» **Task details**
Could you print every record below exactly as it appears?
☆ ☆ ☆
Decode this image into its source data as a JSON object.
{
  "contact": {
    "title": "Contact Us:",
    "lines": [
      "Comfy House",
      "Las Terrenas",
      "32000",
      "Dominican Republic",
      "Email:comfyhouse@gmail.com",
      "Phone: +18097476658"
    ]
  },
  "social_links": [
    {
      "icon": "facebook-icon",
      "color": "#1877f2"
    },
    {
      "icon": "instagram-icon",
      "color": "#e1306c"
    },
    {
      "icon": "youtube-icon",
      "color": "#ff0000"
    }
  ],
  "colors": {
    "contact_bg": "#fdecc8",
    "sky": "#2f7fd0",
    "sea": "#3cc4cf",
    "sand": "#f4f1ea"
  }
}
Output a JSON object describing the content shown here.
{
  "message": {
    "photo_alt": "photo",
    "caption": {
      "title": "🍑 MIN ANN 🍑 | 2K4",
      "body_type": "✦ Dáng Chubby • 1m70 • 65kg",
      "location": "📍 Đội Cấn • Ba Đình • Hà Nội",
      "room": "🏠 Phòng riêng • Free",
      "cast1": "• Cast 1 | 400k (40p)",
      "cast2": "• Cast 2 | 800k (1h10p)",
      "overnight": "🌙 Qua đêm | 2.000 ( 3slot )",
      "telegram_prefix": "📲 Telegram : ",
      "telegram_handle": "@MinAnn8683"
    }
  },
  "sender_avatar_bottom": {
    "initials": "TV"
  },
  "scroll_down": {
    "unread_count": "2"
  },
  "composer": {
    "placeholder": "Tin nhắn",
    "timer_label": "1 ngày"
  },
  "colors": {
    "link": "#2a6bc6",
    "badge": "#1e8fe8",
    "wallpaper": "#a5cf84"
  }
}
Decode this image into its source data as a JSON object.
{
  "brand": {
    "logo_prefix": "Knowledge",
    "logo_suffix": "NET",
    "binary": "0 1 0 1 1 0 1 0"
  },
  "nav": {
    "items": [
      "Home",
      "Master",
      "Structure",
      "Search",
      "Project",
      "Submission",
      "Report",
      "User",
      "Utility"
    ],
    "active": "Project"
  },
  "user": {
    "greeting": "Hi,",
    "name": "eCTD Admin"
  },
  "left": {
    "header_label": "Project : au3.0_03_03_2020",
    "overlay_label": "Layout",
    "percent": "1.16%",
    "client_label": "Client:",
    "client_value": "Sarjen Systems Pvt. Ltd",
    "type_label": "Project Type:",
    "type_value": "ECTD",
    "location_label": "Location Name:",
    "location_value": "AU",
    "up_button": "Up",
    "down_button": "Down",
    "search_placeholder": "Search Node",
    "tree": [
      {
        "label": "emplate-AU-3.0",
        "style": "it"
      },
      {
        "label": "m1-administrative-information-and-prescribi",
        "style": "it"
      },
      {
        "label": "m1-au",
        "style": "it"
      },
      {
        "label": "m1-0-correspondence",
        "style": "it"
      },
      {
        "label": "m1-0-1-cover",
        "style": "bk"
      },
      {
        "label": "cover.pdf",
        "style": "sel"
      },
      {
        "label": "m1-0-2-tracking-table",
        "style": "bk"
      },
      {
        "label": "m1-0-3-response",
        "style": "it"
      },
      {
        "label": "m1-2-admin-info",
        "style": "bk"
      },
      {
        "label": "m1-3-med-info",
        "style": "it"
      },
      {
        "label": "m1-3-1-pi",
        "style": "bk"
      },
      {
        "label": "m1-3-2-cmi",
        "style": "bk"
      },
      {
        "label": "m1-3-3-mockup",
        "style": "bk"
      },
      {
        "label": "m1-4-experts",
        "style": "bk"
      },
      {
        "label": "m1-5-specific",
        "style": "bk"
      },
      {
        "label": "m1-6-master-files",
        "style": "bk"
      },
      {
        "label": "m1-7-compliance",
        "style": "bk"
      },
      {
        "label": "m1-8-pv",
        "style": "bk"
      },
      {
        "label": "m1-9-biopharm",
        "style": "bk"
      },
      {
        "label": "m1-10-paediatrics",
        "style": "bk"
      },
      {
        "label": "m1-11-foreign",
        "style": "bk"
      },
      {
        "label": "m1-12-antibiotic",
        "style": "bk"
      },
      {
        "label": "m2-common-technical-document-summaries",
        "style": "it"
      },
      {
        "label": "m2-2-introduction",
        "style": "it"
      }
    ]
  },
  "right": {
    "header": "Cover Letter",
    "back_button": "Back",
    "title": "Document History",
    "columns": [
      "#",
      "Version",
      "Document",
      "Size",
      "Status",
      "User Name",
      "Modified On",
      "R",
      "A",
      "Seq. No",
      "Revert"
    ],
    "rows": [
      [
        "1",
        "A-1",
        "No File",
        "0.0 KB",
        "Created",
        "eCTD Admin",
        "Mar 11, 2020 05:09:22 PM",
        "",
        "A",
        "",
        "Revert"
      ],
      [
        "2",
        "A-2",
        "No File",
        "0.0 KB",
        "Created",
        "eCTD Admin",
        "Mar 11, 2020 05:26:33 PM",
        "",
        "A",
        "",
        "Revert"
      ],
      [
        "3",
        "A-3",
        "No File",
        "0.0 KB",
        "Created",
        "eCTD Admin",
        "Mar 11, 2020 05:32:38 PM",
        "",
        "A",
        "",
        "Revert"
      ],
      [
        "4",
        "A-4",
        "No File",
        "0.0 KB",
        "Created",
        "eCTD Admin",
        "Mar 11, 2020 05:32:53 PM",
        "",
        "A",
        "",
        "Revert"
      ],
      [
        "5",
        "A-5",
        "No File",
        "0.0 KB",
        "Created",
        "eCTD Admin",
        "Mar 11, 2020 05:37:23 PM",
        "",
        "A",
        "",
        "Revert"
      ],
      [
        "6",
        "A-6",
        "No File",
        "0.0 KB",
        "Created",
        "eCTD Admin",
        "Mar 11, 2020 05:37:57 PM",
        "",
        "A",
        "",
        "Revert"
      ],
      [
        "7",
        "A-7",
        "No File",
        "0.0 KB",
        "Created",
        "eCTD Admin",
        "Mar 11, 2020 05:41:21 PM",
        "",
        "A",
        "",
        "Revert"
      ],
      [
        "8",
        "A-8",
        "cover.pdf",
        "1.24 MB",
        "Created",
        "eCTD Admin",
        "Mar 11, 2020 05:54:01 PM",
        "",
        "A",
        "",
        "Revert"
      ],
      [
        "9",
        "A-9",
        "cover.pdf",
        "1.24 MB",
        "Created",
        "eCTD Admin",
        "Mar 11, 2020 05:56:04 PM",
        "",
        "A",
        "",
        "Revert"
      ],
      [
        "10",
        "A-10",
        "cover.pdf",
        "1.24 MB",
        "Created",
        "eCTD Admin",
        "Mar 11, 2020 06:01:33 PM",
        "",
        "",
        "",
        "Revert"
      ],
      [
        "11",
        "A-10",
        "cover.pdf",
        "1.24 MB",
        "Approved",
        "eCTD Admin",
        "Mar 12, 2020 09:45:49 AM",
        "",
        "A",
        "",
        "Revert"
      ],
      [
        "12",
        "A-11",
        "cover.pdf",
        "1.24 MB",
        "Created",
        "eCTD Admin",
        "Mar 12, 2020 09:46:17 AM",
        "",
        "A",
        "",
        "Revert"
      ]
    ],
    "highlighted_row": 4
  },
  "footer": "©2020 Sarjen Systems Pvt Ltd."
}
☆ ☆ ☆
» **Solution to the problem**
Decode this image into its source data as a JSON object.
{
  "contact": {
    "title": "Contact Us:",
    "lines": [
      "Comfy House",
      "Las Terrenas",
      "32000",
      "Dominican Republic",
      "Email:comfyhouse@gmail.com",
      "Phone: +18097476658"
    ]
  },
  "social_links": [
    {
      "icon": "facebook-icon",
      "color": "#1877f2"
    },
    {
      "icon": "instagram-icon",
      "color": "#e1306c"
    },
    {
      "icon": "youtube-icon",
      "color": "#ff0000"
    }
  ],
  "colors": {
    "contact_bg": "#fdecc8",
    "sky": "#2f7fd0",
    "sea": "#3cc4cf",
    "sand": "#f4f1ea"
  }
}
Output a JSON object describing the content shown here.
{
  "message": {
    "photo_alt": "photo",
    "caption": {
      "title": "🍑 MIN ANN 🍑 | 2K4",
      "body_type": "✦ Dáng Chubby • 1m70 • 65kg",
      "location": "📍 Đội Cấn • Ba Đình • Hà Nội",
      "room": "🏠 Phòng riêng • Free",
      "cast1": "• Cast 1 | 400k (40p)",
      "cast2": "• Cast 2 | 800k (1h10p)",
      "overnight": "🌙 Qua đêm | 2.000 ( 3slot )",
      "telegram_prefix": "📲 Telegram : ",
      "telegram_handle": "@MinAnn8683"
    }
  },
  "sender_avatar_bottom": {
    "initials": "TV"
  },
  "scroll_down": {
    "unread_count": "2"
  },
  "composer": {
    "placeholder": "Tin nhắn",
    "timer_label": "1 ngày"
  },
  "colors": {
    "link": "#2a6bc6",
    "badge": "#1e8fe8",
    "wallpaper": "#a5cf84"
  }
}
Decode this image into its source data as a JSON object.
{
  "brand": {
    "logo_prefix": "Knowledge",
    "logo_suffix": "NET",
    "binary": "0 1 0 1 1 0 1 0"
  },
  "nav": {
    "items": [
      "Home",
      "Master",
      "Structure",
      "Search",
      "Project",
      "Submission",
      "Report",
      "User",
      "Utility"
    ],
    "active": "Project"
  },
  "user": {
    "greeting": "Hi,",
    "name": "eCTD Admin"
  },
  "left": {
    "header_label": "Project : au3.0_03_03_2020",
    "overlay_label": "Layout",
    "percent": "1.16%",
    "client_label": "Client:",
    "client_value": "Sarjen Systems Pvt. Ltd",
    "type_label": "Project Type:",
    "type_value": "ECTD",
    "location_label": "Location Name:",
    "location_value": "AU",
    "up_button": "Up",
    "down_button": "Down",
    "search_placeholder": "Search Node",
    "tree": [
      {
        "label": "emplate-AU-3.0",
        "style": "it"
      },
      {
        "label": "m1-administrative-information-and-prescribi",
        "style": "it"
      },
      {
        "label": "m1-au",
        "style": "it"
      },
      {
        "label": "m1-0-correspondence",
        "style": "it"
      },
      {
        "label": "m1-0-1-cover",
        "style": "bk"
      },
      {
        "label": "cover.pdf",
        "style": "sel"
      },
      {
        "label": "m1-0-2-tracking-table",
        "style": "bk"
      },
      {
        "label": "m1-0-3-response",
        "style": "it"
      },
      {
        "label": "m1-2-admin-info",
        "style": "bk"
      },
      {
        "label": "m1-3-med-info",
        "style": "it"
      },
      {
        "label": "m1-3-1-pi",
        "style": "bk"
      },
      {
        "label": "m1-3-2-cmi",
        "style": "bk"
      },
      {
        "label": "m1-3-3-mockup",
        "style": "bk"
      },
      {
        "label": "m1-4-experts",
        "style": "bk"
      },
      {
        "label": "m1-5-specific",
        "style": "bk"
      },
      {
        "label": "m1-6-master-files",
        "style": "bk"
      },
      {
        "label": "m1-7-compliance",
        "style": "bk"
      },
      {
        "label": "m1-8-pv",
        "style": "bk"
      },
      {
        "label": "m1-9-biopharm",
        "style": "bk"
      },
      {
        "label": "m1-10-paediatrics",
        "style": "bk"
      },
      {
        "label": "m1-11-foreign",
        "style": "bk"
      },
      {
        "label": "m1-12-antibiotic",
        "style": "bk"
      },
      {
        "label": "m2-common-technical-document-summaries",
        "style": "it"
      },
      {
        "label": "m2-2-introduction",
        "style": "it"
      }
    ]
  },
  "right": {
    "header": "Cover Letter",
    "back_button": "Back",
    "title": "Document History",
    "columns": [
      "#",
      "Version",
      "Document",
      "Size",
      "Status",
      "User Name",
      "Modified On",
      "R",
      "A",
      "Seq. No",
      "Revert"
    ],
    "rows": [
      [
        "1",
        "A-1",
        "No File",
        "0.0 KB",
        "Created",
        "eCTD Admin",
        "Mar 11, 2020 05:09:22 PM",
        "",
        "A",
        "",
        "Revert"
      ],
      [
        "2",
        "A-2",
        "No File",
        "0.0 KB",
        "Created",
        "eCTD Admin",
        "Mar 11, 2020 05:26:33 PM",
        "",
        "A",
        "",
        "Revert"
      ],
      [
        "3",
        "A-3",
        "No File",
        "0.0 KB",
        "Created",
        "eCTD Admin",
        "Mar 11, 2020 05:32:38 PM",
        "",
        "A",
        "",
        "Revert"
      ],
      [
        "4",
        "A-4",
        "No File",
        "0.0 KB",
        "Created",
        "eCTD Admin",
        "Mar 11, 2020 05:32:53 PM",
        "",
        "A",
        "",
        "Revert"
      ],
      [
        "5",
        "A-5",
        "No File",
        "0.0 KB",
        "Created",
        "eCTD Admin",
        "Mar 11, 2020 05:37:23 PM",
        "",
        "A",
        "",
        "Revert"
      ],
      [
        "6",
        "A-6",
        "No File",
        "0.0 KB",
        "Created",
        "eCTD Admin",
        "Mar 11, 2020 05:37:57 PM",
        "",
        "A",
        "",
        "Revert"
      ],
      [
        "7",
        "A-7",
        "No File",
        "0.0 KB",
        "Created",
        "eCTD Admin",
        "Mar 11, 2020 05:41:21 PM",
        "",
        "A",
        "",
        "Revert"
      ],
      [
        "8",
        "A-8",
        "cover.pdf",
        "1.24 MB",
        "Created",
        "eCTD Admin",
        "Mar 11, 2020 05:54:01 PM",
        "",
        "A",
        "",
        "Revert"
      ],
      [
        "9",
        "A-9",
        "cover.pdf",
        "1.24 MB",
        "Created",
        "eCTD Admin",
        "Mar 11, 2020 05:56:04 PM",
        "",
        "A",
        "",
        "Revert"
      ],
      [
        "10",
        "A-10",
        "cover.pdf",
        "1.24 MB",
        "Created",
        "eCTD Admin",
        "Mar 11, 2020 06:01:33 PM",
        "",
        "",
        "",
        "Revert"
      ],
      [
        "11",
        "A-10",
        "cover.pdf",
        "1.24 MB",
        "Approved",
        "eCTD Admin",
        "Mar 12, 2020 09:45:49 AM",
        "",
        "A",
        "",
        "Revert"
      ],
      [
        "12",
        "A-11",
        "cover.pdf",
        "1.24 MB",
        "Created",
        "eCTD Admin",
        "Mar 12, 2020 09:46:17 AM",
        "",
        "A",
        "",
        "Revert"
      ]
    ],
    "highlighted_row": 4
  },
  "footer": "©2020 Sarjen Systems Pvt Ltd."
}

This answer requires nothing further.